**JOB**
Pull out every line below containing the word "Первый".

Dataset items
-- Begin --

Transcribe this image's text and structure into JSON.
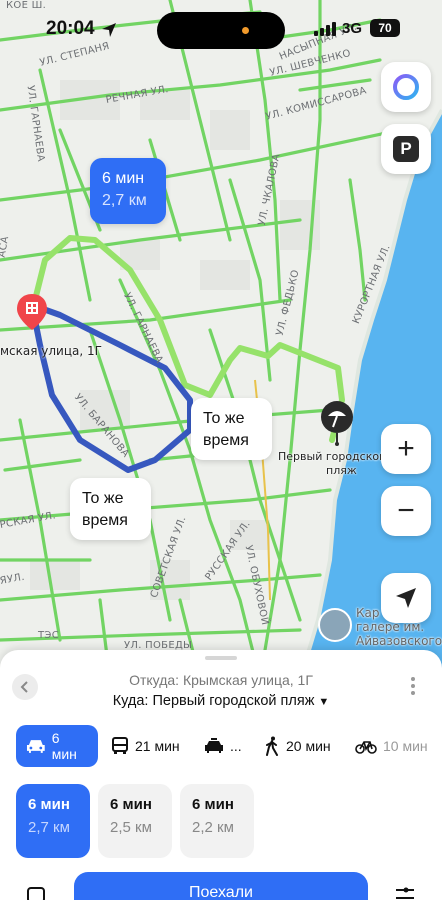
{
  "status_bar": {
    "time": "20:04",
    "network": "3G",
    "battery": "70"
  },
  "map": {
    "streets": [
      "КОЕ Ш.",
      "УЛ. СТЕПАНЯ",
      "УЛ. ГАРНАЕВА",
      "РЕЧНАЯ УЛ.",
      "НАСЫПНАЯ УЛ.",
      "УЛ. ШЕВЧЕНКО",
      "УЛ. КОМИССАРОВА",
      "УЛ. ЧКАЛОВА",
      "АСА",
      "УЛ. ГАРНАЕВА",
      "УЛ. ФЕДЬКО",
      "КУРОРТНАЯ УЛ.",
      "УЛ. БАРАНОВА",
      "РСКАЯ УЛ.",
      "ЯУЛ.",
      "СОВЕТСКАЯ УЛ.",
      "РУССКАЯ УЛ.",
      "УЛ. ОБУХОВОЙ",
      "ТЭС",
      "УЛ. ПОБЕДЫ"
    ],
    "selected_route_bubble": {
      "time": "6 мин",
      "distance": "2,7 км"
    },
    "alt_bubble_1": {
      "line1": "То же",
      "line2": "время"
    },
    "alt_bubble_2": {
      "line1": "То же",
      "line2": "время"
    },
    "origin_label": "мская улица, 1Г",
    "destination_label_1": "Первый городской",
    "destination_label_2": "пляж",
    "poi_label_1": "Кар",
    "poi_label_2": "галере им.",
    "poi_label_3": "Айвазовского",
    "controls": {
      "zoom_in": "+",
      "zoom_out": "−",
      "parking": "P"
    },
    "colors": {
      "route_selected": "#2f6ef5",
      "route_alt": "#3a5bb8",
      "traffic_green": "#6cd35a",
      "water": "#58b4f0"
    }
  },
  "sheet": {
    "from": "Откуда: Крымская улица, 1Г",
    "to": "Куда: Первый городской пляж",
    "to_arrow": "▼",
    "modes": [
      {
        "icon": "car-icon",
        "label": "6 мин"
      },
      {
        "icon": "bus-icon",
        "label": "21 мин"
      },
      {
        "icon": "taxi-icon",
        "label": "..."
      },
      {
        "icon": "walk-icon",
        "label": "20 мин"
      },
      {
        "icon": "bike-icon",
        "label": "10 мин"
      }
    ],
    "variants": [
      {
        "time": "6 мин",
        "distance": "2,7 км"
      },
      {
        "time": "6 мин",
        "distance": "2,5 км"
      },
      {
        "time": "6 мин",
        "distance": "2,2 км"
      }
    ],
    "go_button": "Поехали"
  }
}
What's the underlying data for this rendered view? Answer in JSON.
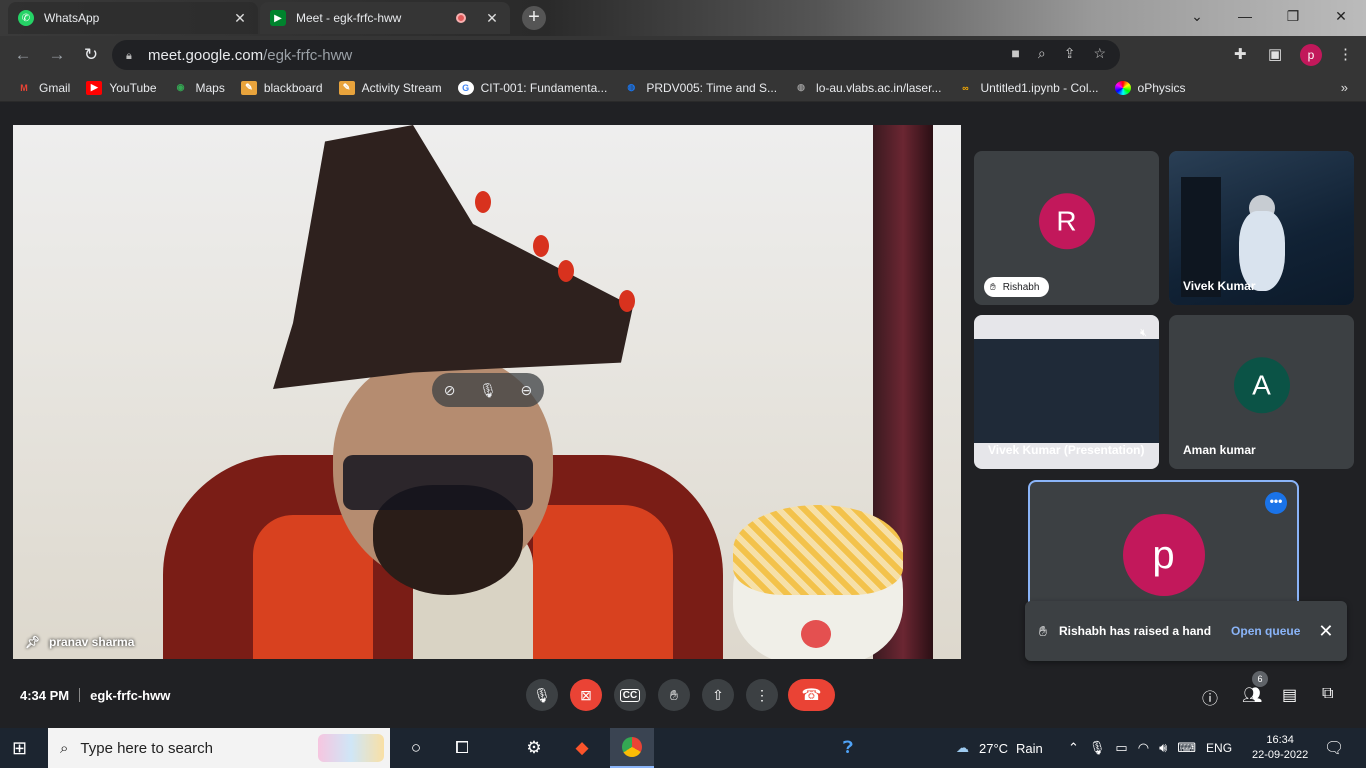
{
  "browser": {
    "tabs": [
      {
        "title": "WhatsApp",
        "icon": "whatsapp-icon",
        "close": "✕"
      },
      {
        "title": "Meet - egk-frfc-hww",
        "icon": "meet-icon",
        "close": "✕"
      }
    ],
    "new_tab": "+",
    "window_controls": {
      "minimize": "—",
      "maximize": "❐",
      "close": "✕",
      "tablist": "⌄"
    },
    "url": {
      "host": "meet.google.com",
      "path": "/egk-frfc-hww"
    },
    "profile_letter": "p",
    "bookmarks": [
      {
        "label": "Gmail",
        "color": "#ea4335",
        "glyph": "M"
      },
      {
        "label": "YouTube",
        "color": "#ff0000",
        "glyph": "▶"
      },
      {
        "label": "Maps",
        "color": "#34a853",
        "glyph": "◉"
      },
      {
        "label": "blackboard",
        "color": "#e8a33c",
        "glyph": "✎"
      },
      {
        "label": "Activity Stream",
        "color": "#e8a33c",
        "glyph": "✎"
      },
      {
        "label": "CIT-001: Fundamenta...",
        "color": "#ffffff",
        "glyph": "G"
      },
      {
        "label": "PRDV005: Time and S...",
        "color": "#1a73e8",
        "glyph": "S"
      },
      {
        "label": "lo-au.vlabs.ac.in/laser...",
        "color": "#777777",
        "glyph": "◍"
      },
      {
        "label": "Untitled1.ipynb - Col...",
        "color": "#f9ab00",
        "glyph": "∞"
      },
      {
        "label": "oPhysics",
        "color": "#9c27b0",
        "glyph": "●"
      }
    ],
    "bookmarks_more": "»"
  },
  "meet": {
    "main_participant": {
      "name": "pranav sharma"
    },
    "tiles": [
      {
        "name": "Rishabh",
        "letter": "R",
        "color": "#c2185b",
        "hand_raised": true
      },
      {
        "name": "Vivek Kumar",
        "video": true
      },
      {
        "name": "Vivek Kumar (Presentation)",
        "presentation": true,
        "muted": true
      },
      {
        "name": "Aman kumar",
        "letter": "A",
        "color": "#0b5346"
      }
    ],
    "self_tile": {
      "letter": "p",
      "color": "#c2185b",
      "more": "•••"
    },
    "toast": {
      "message": "Rishabh has raised a hand",
      "action": "Open queue",
      "close": "✕"
    },
    "time": "4:34 PM",
    "meeting_code": "egk-frfc-hww",
    "participants_count": "6"
  },
  "taskbar": {
    "search_placeholder": "Type here to search",
    "weather": {
      "temp": "27°C",
      "condition": "Rain"
    },
    "language": "ENG",
    "clock": {
      "time": "16:34",
      "date": "22-09-2022"
    }
  }
}
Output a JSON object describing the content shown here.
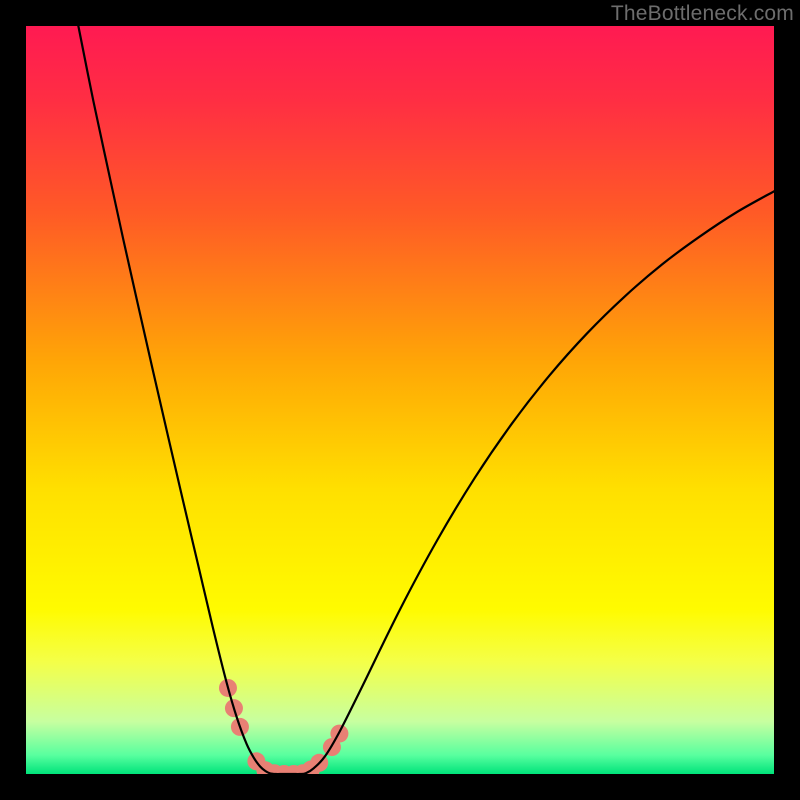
{
  "watermark": "TheBottleneck.com",
  "chart_data": {
    "type": "line",
    "title": "",
    "xlabel": "",
    "ylabel": "",
    "xlim": [
      0,
      100
    ],
    "ylim": [
      0,
      100
    ],
    "gradient_stops": [
      {
        "offset": 0.0,
        "color": "#ff1a52"
      },
      {
        "offset": 0.1,
        "color": "#ff2e43"
      },
      {
        "offset": 0.25,
        "color": "#ff5a26"
      },
      {
        "offset": 0.45,
        "color": "#ffa606"
      },
      {
        "offset": 0.62,
        "color": "#ffe000"
      },
      {
        "offset": 0.78,
        "color": "#fffb00"
      },
      {
        "offset": 0.85,
        "color": "#f4ff48"
      },
      {
        "offset": 0.93,
        "color": "#c7ffa0"
      },
      {
        "offset": 0.975,
        "color": "#58ff9f"
      },
      {
        "offset": 1.0,
        "color": "#00e37a"
      }
    ],
    "series": [
      {
        "name": "left-branch",
        "x": [
          7,
          9,
          11,
          13,
          15,
          17,
          19,
          21,
          23,
          25,
          26.8,
          28.2,
          29.5,
          30.5,
          31.3,
          32,
          32.6
        ],
        "y": [
          100,
          90,
          80.7,
          71.5,
          62.6,
          53.8,
          45.1,
          36.5,
          28.0,
          19.5,
          12.3,
          7.5,
          4.0,
          2.1,
          1.0,
          0.4,
          0.1
        ]
      },
      {
        "name": "trough",
        "x": [
          32.6,
          33.4,
          34.2,
          35.0,
          35.8,
          36.6,
          37.4
        ],
        "y": [
          0.1,
          0.0,
          0.0,
          0.0,
          0.0,
          0.0,
          0.1
        ]
      },
      {
        "name": "right-branch",
        "x": [
          37.4,
          38.5,
          40,
          42,
          45,
          50,
          55,
          60,
          65,
          70,
          75,
          80,
          85,
          90,
          95,
          100
        ],
        "y": [
          0.1,
          0.8,
          2.4,
          5.8,
          11.8,
          22.0,
          31.3,
          39.6,
          46.9,
          53.3,
          58.9,
          63.8,
          68.1,
          71.8,
          75.1,
          77.9
        ]
      }
    ],
    "markers": {
      "name": "highlight-points",
      "color": "#e88074",
      "radius_px": 9,
      "points": [
        {
          "x": 27.0,
          "y": 11.5
        },
        {
          "x": 27.8,
          "y": 8.8
        },
        {
          "x": 28.6,
          "y": 6.3
        },
        {
          "x": 30.8,
          "y": 1.7
        },
        {
          "x": 32.0,
          "y": 0.5
        },
        {
          "x": 33.2,
          "y": 0.1
        },
        {
          "x": 34.5,
          "y": 0.0
        },
        {
          "x": 35.8,
          "y": 0.0
        },
        {
          "x": 37.0,
          "y": 0.1
        },
        {
          "x": 38.1,
          "y": 0.6
        },
        {
          "x": 39.2,
          "y": 1.5
        },
        {
          "x": 40.9,
          "y": 3.6
        },
        {
          "x": 41.9,
          "y": 5.4
        }
      ]
    }
  }
}
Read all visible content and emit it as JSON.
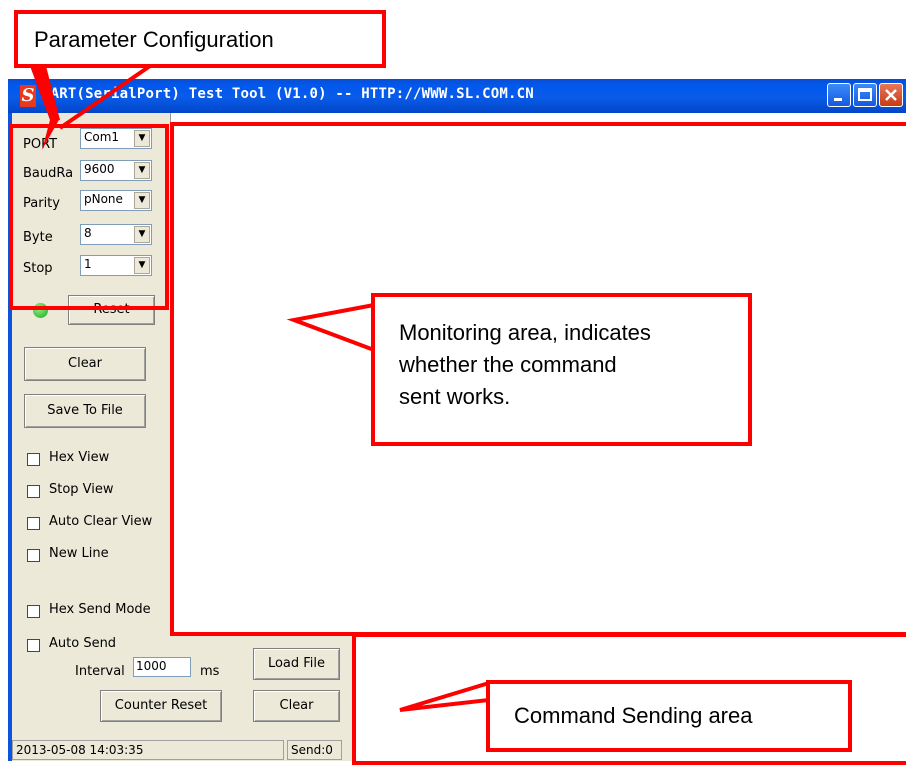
{
  "window": {
    "title": "UART(SerialPort) Test Tool (V1.0) -- HTTP://WWW.SL.COM.CN",
    "logo_glyph": "S"
  },
  "params": {
    "port": {
      "label": "PORT",
      "value": "Com1"
    },
    "baud": {
      "label": "BaudRa",
      "value": "9600"
    },
    "parity": {
      "label": "Parity",
      "value": "pNone"
    },
    "byte": {
      "label": "Byte",
      "value": "8"
    },
    "stop": {
      "label": "Stop",
      "value": "1"
    }
  },
  "buttons": {
    "reset": "Reset",
    "clear": "Clear",
    "save_to_file": "Save To File",
    "load_file": "Load File",
    "clear_send": "Clear",
    "counter_reset": "Counter Reset"
  },
  "checkboxes": {
    "hex_view": "Hex View",
    "stop_view": "Stop View",
    "auto_clear_view": "Auto Clear View",
    "new_line": "New Line",
    "hex_send_mode": "Hex Send Mode",
    "auto_send": "Auto Send"
  },
  "interval": {
    "label": "Interval",
    "value": "1000",
    "unit": "ms"
  },
  "status": {
    "datetime": "2013-05-08 14:03:35",
    "send": "Send:0"
  },
  "annotations": {
    "param_config": "Parameter Configuration",
    "monitoring": [
      "Monitoring area, indicates",
      "whether the command",
      "sent works."
    ],
    "command_sending": "Command Sending area"
  },
  "colors": {
    "annotation_red": "#ff0000",
    "titlebar_blue": "#0058ee",
    "led_green": "#1ba71b"
  }
}
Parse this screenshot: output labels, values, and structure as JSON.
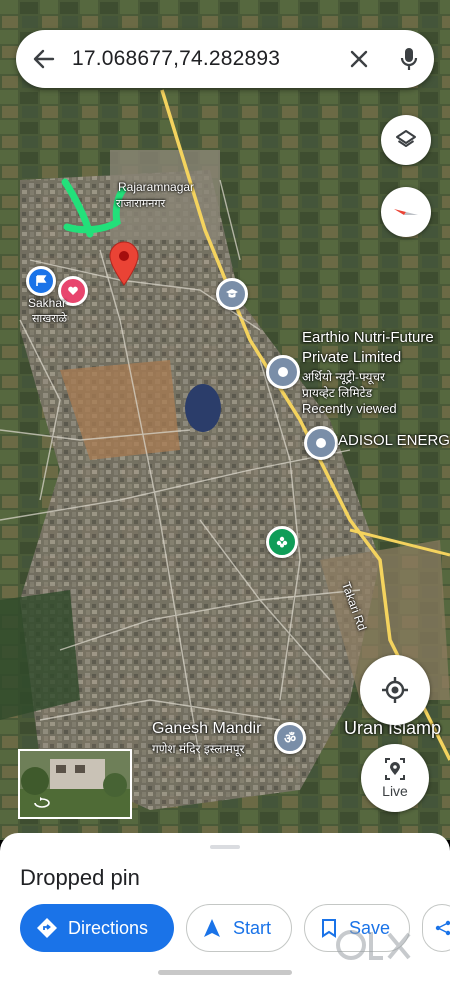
{
  "search": {
    "query": "17.068677,74.282893"
  },
  "map_labels": {
    "rajaramnagar_en": "Rajaramnagar",
    "rajaramnagar_mr": "राजारामनगर",
    "sakharale_en": "Sakhar",
    "sakharale_mr": "साखराळे",
    "earthio_line1": "Earthio Nutri-Future",
    "earthio_line2": "Private Limited",
    "earthio_mr1": "अर्थियो न्यूट्री-फ्यूचर",
    "earthio_mr2": "प्रायव्हेट लिमिटेड",
    "recently_viewed": "Recently viewed",
    "adisol": "ADISOL ENERG",
    "takari_rd": "Takari Rd",
    "ganesh_en": "Ganesh Mandir",
    "ganesh_mr": "गणेश मंदिर इस्लामपूर",
    "uran": "Uran Islamp"
  },
  "controls": {
    "live_label": "Live"
  },
  "sheet": {
    "title": "Dropped pin",
    "directions_label": "Directions",
    "start_label": "Start",
    "save_label": "Save"
  },
  "watermark": {
    "brand": "OLX"
  },
  "colors": {
    "accent": "#1a73e8",
    "pin": "#ea4335",
    "road": "#f4d35e"
  }
}
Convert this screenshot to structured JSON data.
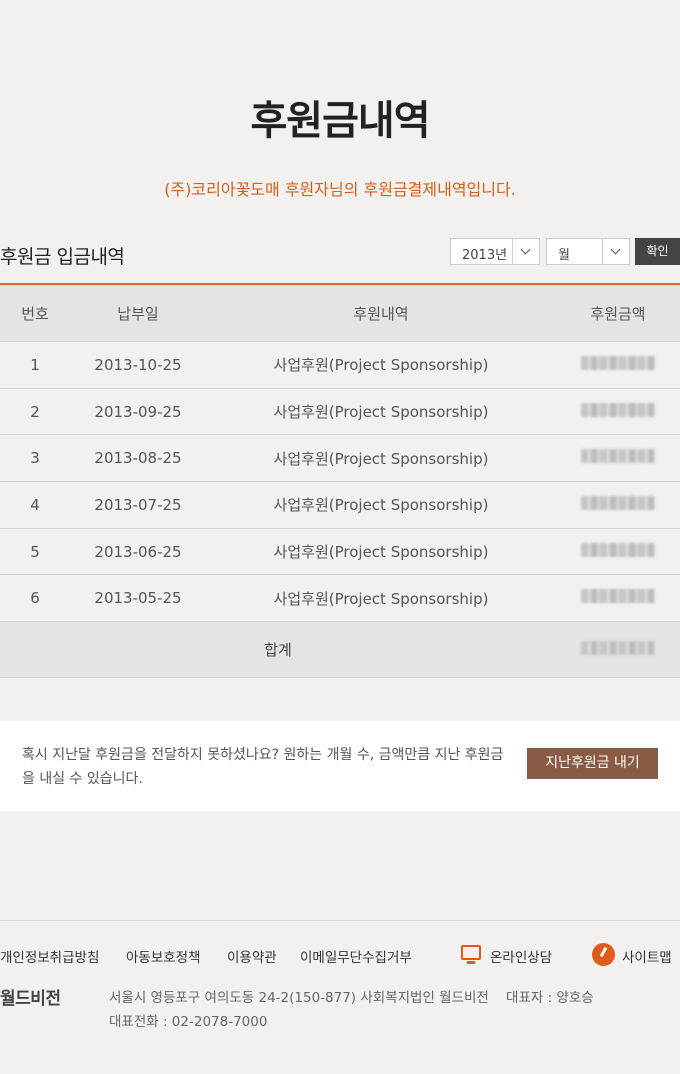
{
  "header": {
    "title": "후원금내역",
    "subtitle": "(주)코리아꽃도매 후원자님의 후원금결제내역입니다."
  },
  "filter": {
    "section_title": "후원금 입금내역",
    "year_value": "2013년",
    "month_value": "월",
    "confirm_label": "확인"
  },
  "table": {
    "headers": [
      "번호",
      "납부일",
      "후원내역",
      "후원금액"
    ],
    "rows": [
      {
        "no": "1",
        "date": "2013-10-25",
        "desc": "사업후원(Project Sponsorship)"
      },
      {
        "no": "2",
        "date": "2013-09-25",
        "desc": "사업후원(Project Sponsorship)"
      },
      {
        "no": "3",
        "date": "2013-08-25",
        "desc": "사업후원(Project Sponsorship)"
      },
      {
        "no": "4",
        "date": "2013-07-25",
        "desc": "사업후원(Project Sponsorship)"
      },
      {
        "no": "5",
        "date": "2013-06-25",
        "desc": "사업후원(Project Sponsorship)"
      },
      {
        "no": "6",
        "date": "2013-05-25",
        "desc": "사업후원(Project Sponsorship)"
      }
    ],
    "total_label": "합계"
  },
  "notice": {
    "text": "혹시 지난달 후원금을 전달하지 못하셨나요? 원하는 개월 수, 금액만큼 지난 후원금을 내실 수 있습니다.",
    "button_label": "지난후원금 내기"
  },
  "footer": {
    "links": [
      "개인정보취급방침",
      "아동보호정책",
      "이용약관",
      "이메일무단수집거부"
    ],
    "online_consult": "온라인상담",
    "sitemap": "사이트맵",
    "logo": "월드비전",
    "address": "서울시 영등포구 여의도동 24-2(150-877) 사회복지법인 월드비전",
    "ceo": "대표자 : 양호승",
    "phone": "대표전화 : 02-2078-7000"
  },
  "colors": {
    "accent": "#d96b2b",
    "button_brown": "#8a5a44",
    "dark_button": "#444444"
  }
}
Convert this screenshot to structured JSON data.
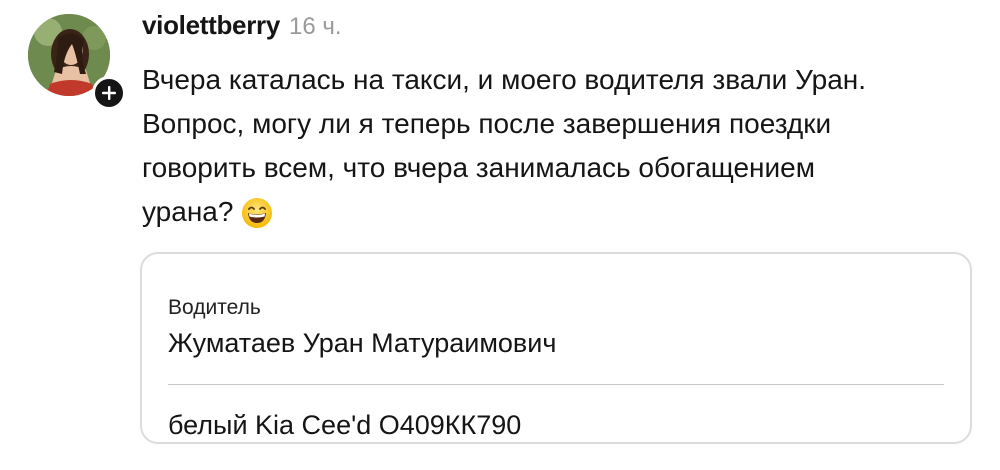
{
  "comment": {
    "username": "violettberry",
    "timestamp": "16 ч.",
    "avatar_icon": "user-avatar-photo",
    "follow_icon": "plus-icon",
    "text_lines": [
      "Вчера каталась на такси, и моего водителя звали Уран.",
      "Вопрос, могу ли я теперь после завершения поездки",
      "говорить всем, что вчера занималась обогащением",
      "урана?"
    ],
    "emoji_icon": "grinning-face-emoji"
  },
  "driver_card": {
    "label": "Водитель",
    "name": "Жуматаев Уран Матураимович",
    "car": "белый Kia Cee'd О409КК790"
  },
  "colors": {
    "text": "#151515",
    "muted": "#9a9a9a",
    "badge": "#151515",
    "card_border": "#dcdcdc"
  }
}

-- End --

**EXPECTED OUTPUT**
    "destination_label_1": "Первый городской",
    "to": "Куда: Первый городской пляж",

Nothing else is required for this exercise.